▶ The request
In the listing below, locate the lines that hold the string "Recovered". Copy those lines.

▶ Exercise input
((

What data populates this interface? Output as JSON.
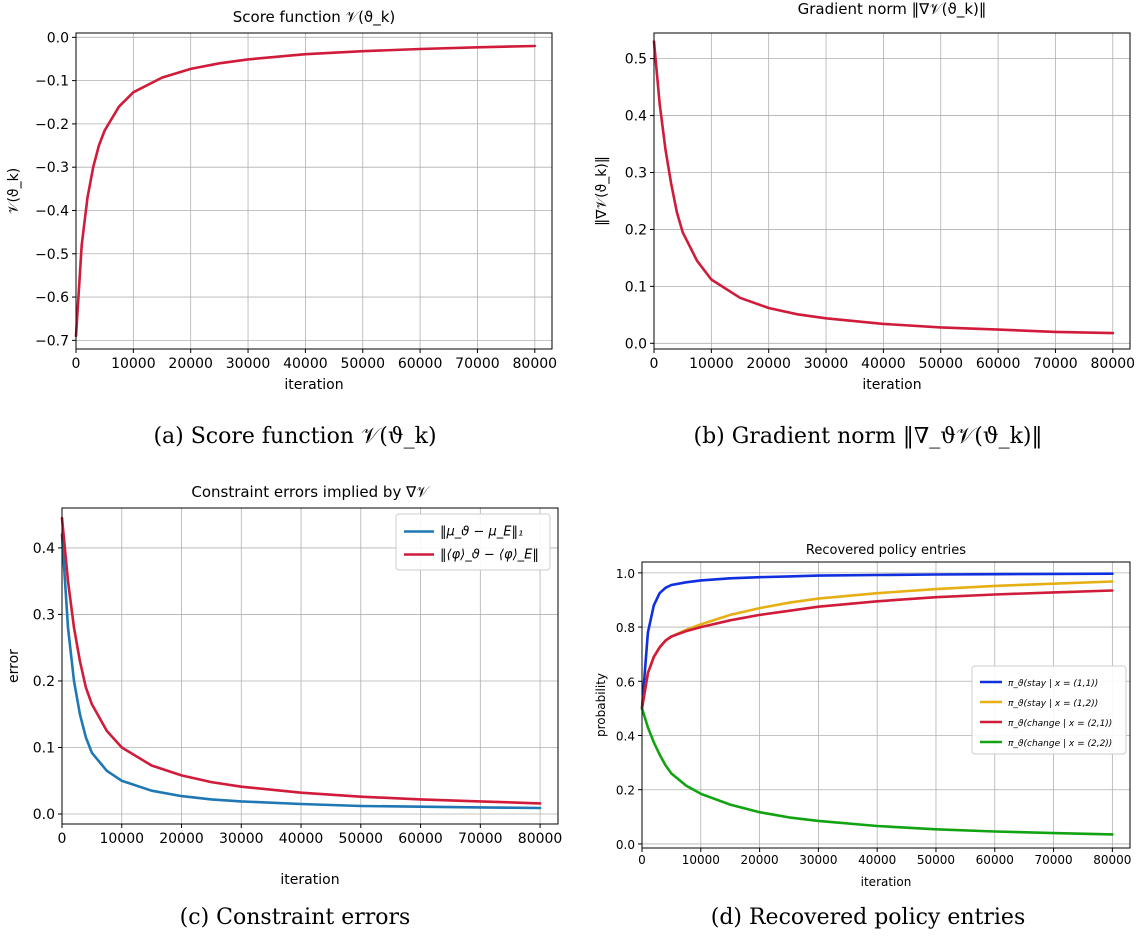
{
  "chart_data": [
    {
      "id": "a",
      "type": "line",
      "title": "Score function 𝒱(ϑ_k)",
      "caption": "(a) Score function 𝒱(ϑ_k)",
      "xlabel": "iteration",
      "ylabel": "𝒱(ϑ_k)",
      "xlim": [
        0,
        83000
      ],
      "ylim": [
        -0.72,
        0.01
      ],
      "xticks": [
        0,
        10000,
        20000,
        30000,
        40000,
        50000,
        60000,
        70000,
        80000
      ],
      "yticks": [
        0.0,
        -0.1,
        -0.2,
        -0.3,
        -0.4,
        -0.5,
        -0.6,
        -0.7
      ],
      "ytick_labels": [
        "0.0",
        "−0.1",
        "−0.2",
        "−0.3",
        "−0.4",
        "−0.5",
        "−0.6",
        "−0.7"
      ],
      "grid": true,
      "colors": {
        "score": "#d01c3a"
      },
      "series": [
        {
          "key": "score",
          "x": [
            0,
            1000,
            2000,
            3000,
            4000,
            5000,
            7500,
            10000,
            15000,
            20000,
            25000,
            30000,
            40000,
            50000,
            60000,
            70000,
            80000
          ],
          "values": [
            -0.69,
            -0.48,
            -0.37,
            -0.3,
            -0.25,
            -0.215,
            -0.16,
            -0.127,
            -0.093,
            -0.073,
            -0.06,
            -0.051,
            -0.039,
            -0.032,
            -0.027,
            -0.023,
            -0.02
          ]
        }
      ]
    },
    {
      "id": "b",
      "type": "line",
      "title": "Gradient norm ‖∇𝒱(ϑ_k)‖",
      "caption": "(b) Gradient norm ‖∇_ϑ𝒱(ϑ_k)‖",
      "xlabel": "iteration",
      "ylabel": "‖∇𝒱(ϑ_k)‖",
      "xlim": [
        0,
        83000
      ],
      "ylim": [
        -0.01,
        0.545
      ],
      "xticks": [
        0,
        10000,
        20000,
        30000,
        40000,
        50000,
        60000,
        70000,
        80000
      ],
      "yticks": [
        0.0,
        0.1,
        0.2,
        0.3,
        0.4,
        0.5
      ],
      "ytick_labels": [
        "0.0",
        "0.1",
        "0.2",
        "0.3",
        "0.4",
        "0.5"
      ],
      "grid": true,
      "colors": {
        "grad": "#d01c3a"
      },
      "series": [
        {
          "key": "grad",
          "x": [
            0,
            1000,
            2000,
            3000,
            4000,
            5000,
            7500,
            10000,
            15000,
            20000,
            25000,
            30000,
            40000,
            50000,
            60000,
            70000,
            80000
          ],
          "values": [
            0.53,
            0.42,
            0.34,
            0.28,
            0.23,
            0.195,
            0.145,
            0.112,
            0.08,
            0.062,
            0.051,
            0.044,
            0.034,
            0.028,
            0.024,
            0.02,
            0.018
          ]
        }
      ]
    },
    {
      "id": "c",
      "type": "line",
      "title": "Constraint errors implied by ∇𝒱",
      "caption": "(c) Constraint errors",
      "xlabel": "iteration",
      "ylabel": "error",
      "xlim": [
        0,
        83000
      ],
      "ylim": [
        -0.015,
        0.46
      ],
      "xticks": [
        0,
        10000,
        20000,
        30000,
        40000,
        50000,
        60000,
        70000,
        80000
      ],
      "yticks": [
        0.0,
        0.1,
        0.2,
        0.3,
        0.4
      ],
      "ytick_labels": [
        "0.0",
        "0.1",
        "0.2",
        "0.3",
        "0.4"
      ],
      "grid": true,
      "legend_position": "top-right",
      "colors": {
        "mu": "#1f77b4",
        "phi": "#d01c3a"
      },
      "series": [
        {
          "key": "mu",
          "name": "‖μ_ϑ − μ_E‖₁",
          "x": [
            0,
            1000,
            2000,
            3000,
            4000,
            5000,
            7500,
            10000,
            15000,
            20000,
            25000,
            30000,
            40000,
            50000,
            60000,
            70000,
            80000
          ],
          "values": [
            0.42,
            0.28,
            0.2,
            0.15,
            0.115,
            0.092,
            0.065,
            0.05,
            0.035,
            0.027,
            0.022,
            0.019,
            0.015,
            0.012,
            0.011,
            0.01,
            0.009
          ]
        },
        {
          "key": "phi",
          "name": "‖⟨φ⟩_ϑ − ⟨φ⟩_E‖",
          "x": [
            0,
            1000,
            2000,
            3000,
            4000,
            5000,
            7500,
            10000,
            15000,
            20000,
            25000,
            30000,
            40000,
            50000,
            60000,
            70000,
            80000
          ],
          "values": [
            0.445,
            0.35,
            0.28,
            0.23,
            0.19,
            0.165,
            0.125,
            0.1,
            0.073,
            0.058,
            0.048,
            0.041,
            0.032,
            0.026,
            0.022,
            0.019,
            0.016
          ]
        }
      ]
    },
    {
      "id": "d",
      "type": "line",
      "title": "Recovered policy entries",
      "caption": "(d) Recovered policy entries",
      "xlabel": "iteration",
      "ylabel": "probability",
      "xlim": [
        0,
        83000
      ],
      "ylim": [
        -0.015,
        1.04
      ],
      "xticks": [
        0,
        10000,
        20000,
        30000,
        40000,
        50000,
        60000,
        70000,
        80000
      ],
      "yticks": [
        0.0,
        0.2,
        0.4,
        0.6,
        0.8,
        1.0
      ],
      "ytick_labels": [
        "0.0",
        "0.2",
        "0.4",
        "0.6",
        "0.8",
        "1.0"
      ],
      "grid": true,
      "legend_position": "center-right",
      "colors": {
        "s11": "#1030e0",
        "s12": "#e6b014",
        "c21": "#d01c3a",
        "c22": "#12a312"
      },
      "series": [
        {
          "key": "s11",
          "name": "π_ϑ(stay | x = (1,1))",
          "x": [
            0,
            1000,
            2000,
            3000,
            4000,
            5000,
            7500,
            10000,
            15000,
            20000,
            25000,
            30000,
            40000,
            50000,
            60000,
            70000,
            80000
          ],
          "values": [
            0.5,
            0.78,
            0.88,
            0.925,
            0.945,
            0.955,
            0.965,
            0.972,
            0.98,
            0.984,
            0.987,
            0.99,
            0.992,
            0.994,
            0.995,
            0.996,
            0.997
          ]
        },
        {
          "key": "s12",
          "name": "π_ϑ(stay | x = (1,2))",
          "x": [
            0,
            1000,
            2000,
            3000,
            4000,
            5000,
            7500,
            10000,
            15000,
            20000,
            25000,
            30000,
            40000,
            50000,
            60000,
            70000,
            80000
          ],
          "values": [
            0.5,
            0.63,
            0.69,
            0.725,
            0.75,
            0.765,
            0.79,
            0.81,
            0.845,
            0.87,
            0.89,
            0.905,
            0.925,
            0.94,
            0.952,
            0.96,
            0.968
          ]
        },
        {
          "key": "c21",
          "name": "π_ϑ(change | x = (2,1))",
          "x": [
            0,
            1000,
            2000,
            3000,
            4000,
            5000,
            7500,
            10000,
            15000,
            20000,
            25000,
            30000,
            40000,
            50000,
            60000,
            70000,
            80000
          ],
          "values": [
            0.5,
            0.63,
            0.69,
            0.725,
            0.75,
            0.765,
            0.785,
            0.8,
            0.825,
            0.845,
            0.86,
            0.875,
            0.895,
            0.91,
            0.92,
            0.928,
            0.935
          ]
        },
        {
          "key": "c22",
          "name": "π_ϑ(change | x = (2,2))",
          "x": [
            0,
            1000,
            2000,
            3000,
            4000,
            5000,
            7500,
            10000,
            15000,
            20000,
            25000,
            30000,
            40000,
            50000,
            60000,
            70000,
            80000
          ],
          "values": [
            0.5,
            0.43,
            0.375,
            0.33,
            0.29,
            0.26,
            0.215,
            0.185,
            0.145,
            0.117,
            0.098,
            0.085,
            0.066,
            0.054,
            0.046,
            0.04,
            0.035
          ]
        }
      ]
    }
  ]
}
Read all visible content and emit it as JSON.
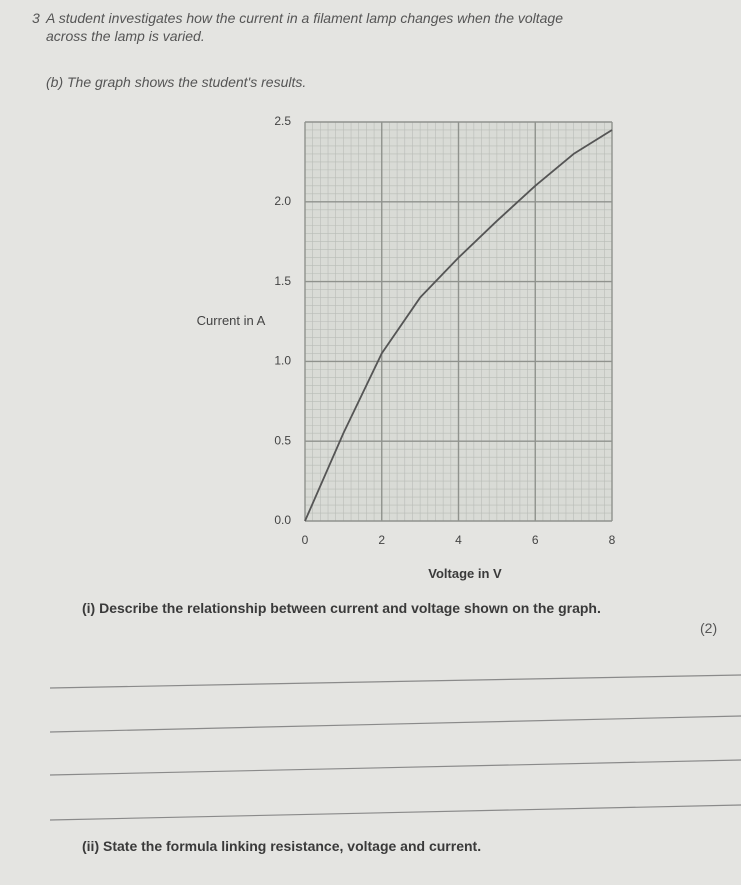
{
  "question": {
    "number": "3",
    "text": "A student investigates how the current in a filament lamp changes when the voltage",
    "text_line2": "across the lamp is varied.",
    "part_b": "(b) The graph shows the student's results.",
    "part_i": "(i) Describe the relationship between current and voltage shown on the graph.",
    "marks_i": "(2)",
    "part_ii": "(ii) State the formula linking resistance, voltage and current."
  },
  "chart_data": {
    "type": "line",
    "xlabel": "Voltage in V",
    "ylabel": "Current in A",
    "x": [
      0,
      1,
      2,
      3,
      4,
      5,
      6,
      7,
      8
    ],
    "series": [
      {
        "color": "#555555",
        "values": [
          0,
          0.55,
          1.05,
          1.4,
          1.65,
          1.88,
          2.1,
          2.3,
          2.45
        ]
      }
    ],
    "xlim": [
      0,
      8
    ],
    "ylim": [
      0,
      2.5
    ],
    "xticks": [
      0,
      2,
      4,
      6,
      8
    ],
    "yticks": [
      {
        "value": 0,
        "label": "0.0"
      },
      0.5,
      {
        "value": 1,
        "label": "1.0"
      },
      1.5,
      {
        "value": 2,
        "label": "2.0"
      },
      2.5
    ],
    "grid": true
  }
}
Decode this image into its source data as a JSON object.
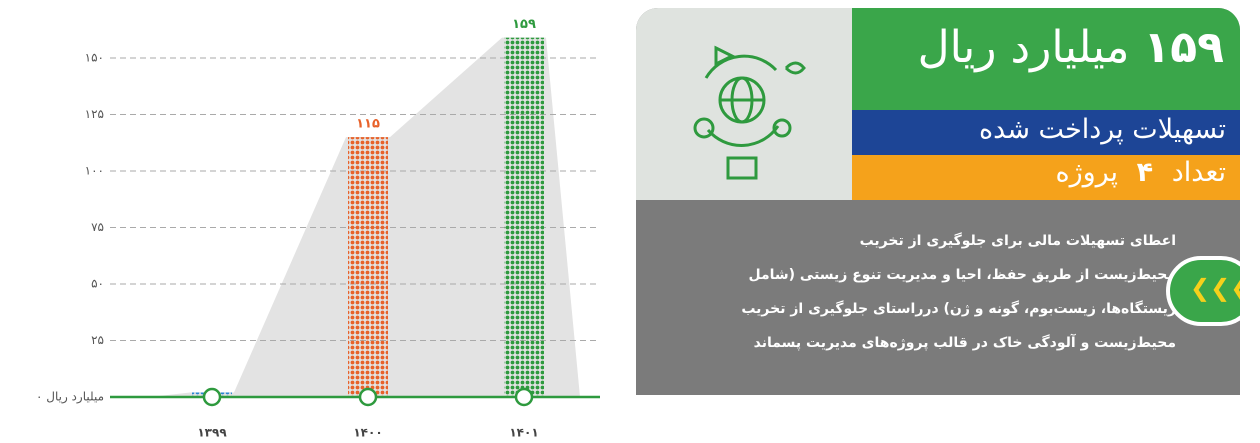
{
  "chart_data": {
    "type": "bar",
    "categories": [
      "۱۳۹۹",
      "۱۴۰۰",
      "۱۴۰۱"
    ],
    "values": [
      2,
      115,
      159
    ],
    "value_labels": [
      null,
      "۱۱۵",
      "۱۵۹"
    ],
    "colors": [
      "#2a86d1",
      "#e8622a",
      "#2e9a3e"
    ],
    "ylim": [
      0,
      150
    ],
    "yticks": [
      {
        "value": 0,
        "label": "۰ میلیارد ریال"
      },
      {
        "value": 25,
        "label": "۲۵"
      },
      {
        "value": 50,
        "label": "۵۰"
      },
      {
        "value": 75,
        "label": "۷۵"
      },
      {
        "value": 100,
        "label": "۱۰۰"
      },
      {
        "value": 125,
        "label": "۱۲۵"
      },
      {
        "value": 150,
        "label": "۱۵۰"
      }
    ],
    "grid": true
  },
  "panel": {
    "title_number": "۱۵۹",
    "title_unit": "میلیارد ریال",
    "subtitle": "تسهیلات پرداخت شده",
    "count_label": "تعداد",
    "count_number": "۴",
    "count_unit": "پروژه",
    "body": [
      "اعطای تسهیلات مالی برای جلوگیری از تخریب",
      "محیط‌زیست از طریق حفظ، احیا و مدیریت تنوع زیستی (شامل",
      "زیستگاه‌ها، زیست‌بوم، گونه و ژن) درراستای جلوگیری از تخریب",
      "محیط‌زیست و آلودگی خاک در قالب پروژه‌های مدیریت پسماند"
    ]
  }
}
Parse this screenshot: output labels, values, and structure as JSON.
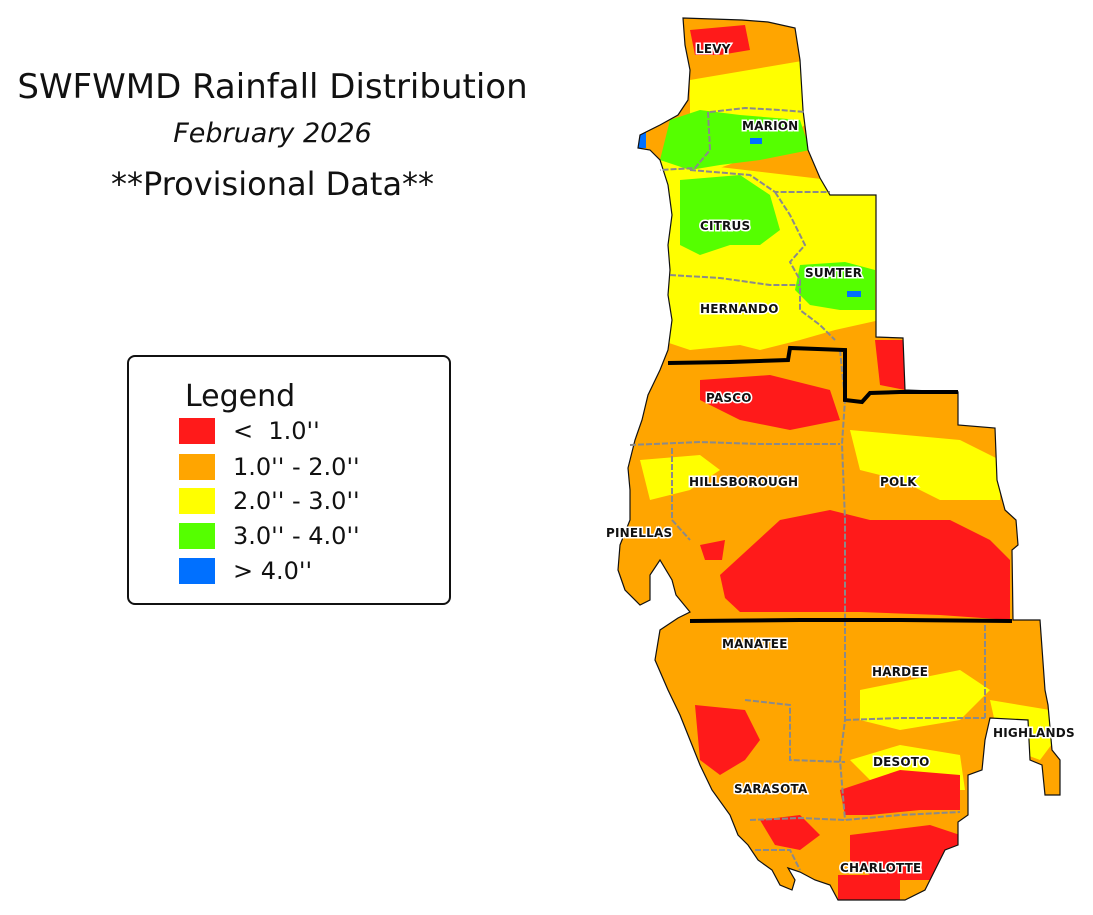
{
  "header": {
    "title": "SWFWMD Rainfall Distribution",
    "subtitle": "February 2026",
    "note": "**Provisional Data**"
  },
  "legend": {
    "title": "Legend",
    "items": [
      {
        "label": "<  1.0''",
        "color": "#ff1a1a"
      },
      {
        "label": "1.0'' - 2.0''",
        "color": "#ffa500"
      },
      {
        "label": "2.0'' - 3.0''",
        "color": "#ffff00"
      },
      {
        "label": "3.0'' - 4.0''",
        "color": "#55ff00"
      },
      {
        "label": "> 4.0''",
        "color": "#0070ff"
      }
    ]
  },
  "counties": {
    "levy": "LEVY",
    "marion": "MARION",
    "citrus": "CITRUS",
    "sumter": "SUMTER",
    "hernando": "HERNANDO",
    "pasco": "PASCO",
    "hillsborough": "HILLSBOROUGH",
    "polk": "POLK",
    "pinellas": "PINELLAS",
    "manatee": "MANATEE",
    "hardee": "HARDEE",
    "highlands": "HIGHLANDS",
    "desoto": "DESOTO",
    "sarasota": "SARASOTA",
    "charlotte": "CHARLOTTE"
  }
}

))

▶ Task answer
      "title": "Recovered policy entries",
      "caption": "(d) Recovered policy entries",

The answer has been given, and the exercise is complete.